→ **PROBLEM TO SOLVE**
Write out the whole of the material exactly.

*** EXERCISE INPUTS ***

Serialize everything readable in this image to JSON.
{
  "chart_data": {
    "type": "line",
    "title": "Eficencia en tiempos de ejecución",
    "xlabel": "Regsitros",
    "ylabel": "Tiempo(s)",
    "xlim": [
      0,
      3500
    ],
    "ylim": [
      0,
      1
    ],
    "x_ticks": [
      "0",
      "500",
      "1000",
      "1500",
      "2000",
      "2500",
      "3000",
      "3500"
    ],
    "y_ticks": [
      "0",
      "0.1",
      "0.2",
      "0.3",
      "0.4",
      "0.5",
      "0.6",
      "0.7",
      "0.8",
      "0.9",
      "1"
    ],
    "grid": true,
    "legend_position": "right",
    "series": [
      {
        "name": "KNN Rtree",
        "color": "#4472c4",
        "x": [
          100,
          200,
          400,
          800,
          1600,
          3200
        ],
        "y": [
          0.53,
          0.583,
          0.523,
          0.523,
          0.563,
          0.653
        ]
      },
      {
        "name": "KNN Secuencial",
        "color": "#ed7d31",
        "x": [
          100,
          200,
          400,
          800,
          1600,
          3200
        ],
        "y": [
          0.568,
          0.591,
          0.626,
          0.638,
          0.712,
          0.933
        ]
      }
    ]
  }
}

***

→ **SOLUTION TO THIS EXERCISE**
Serialize everything readable in this image to JSON.
{
  "chart_data": {
    "type": "line",
    "title": "Eficencia en tiempos de ejecución",
    "xlabel": "Regsitros",
    "ylabel": "Tiempo(s)",
    "xlim": [
      0,
      3500
    ],
    "ylim": [
      0,
      1
    ],
    "x_ticks": [
      "0",
      "500",
      "1000",
      "1500",
      "2000",
      "2500",
      "3000",
      "3500"
    ],
    "y_ticks": [
      "0",
      "0.1",
      "0.2",
      "0.3",
      "0.4",
      "0.5",
      "0.6",
      "0.7",
      "0.8",
      "0.9",
      "1"
    ],
    "grid": true,
    "legend_position": "right",
    "series": [
      {
        "name": "KNN Rtree",
        "color": "#4472c4",
        "x": [
          100,
          200,
          400,
          800,
          1600,
          3200
        ],
        "y": [
          0.53,
          0.583,
          0.523,
          0.523,
          0.563,
          0.653
        ]
      },
      {
        "name": "KNN Secuencial",
        "color": "#ed7d31",
        "x": [
          100,
          200,
          400,
          800,
          1600,
          3200
        ],
        "y": [
          0.568,
          0.591,
          0.626,
          0.638,
          0.712,
          0.933
        ]
      }
    ]
  }
}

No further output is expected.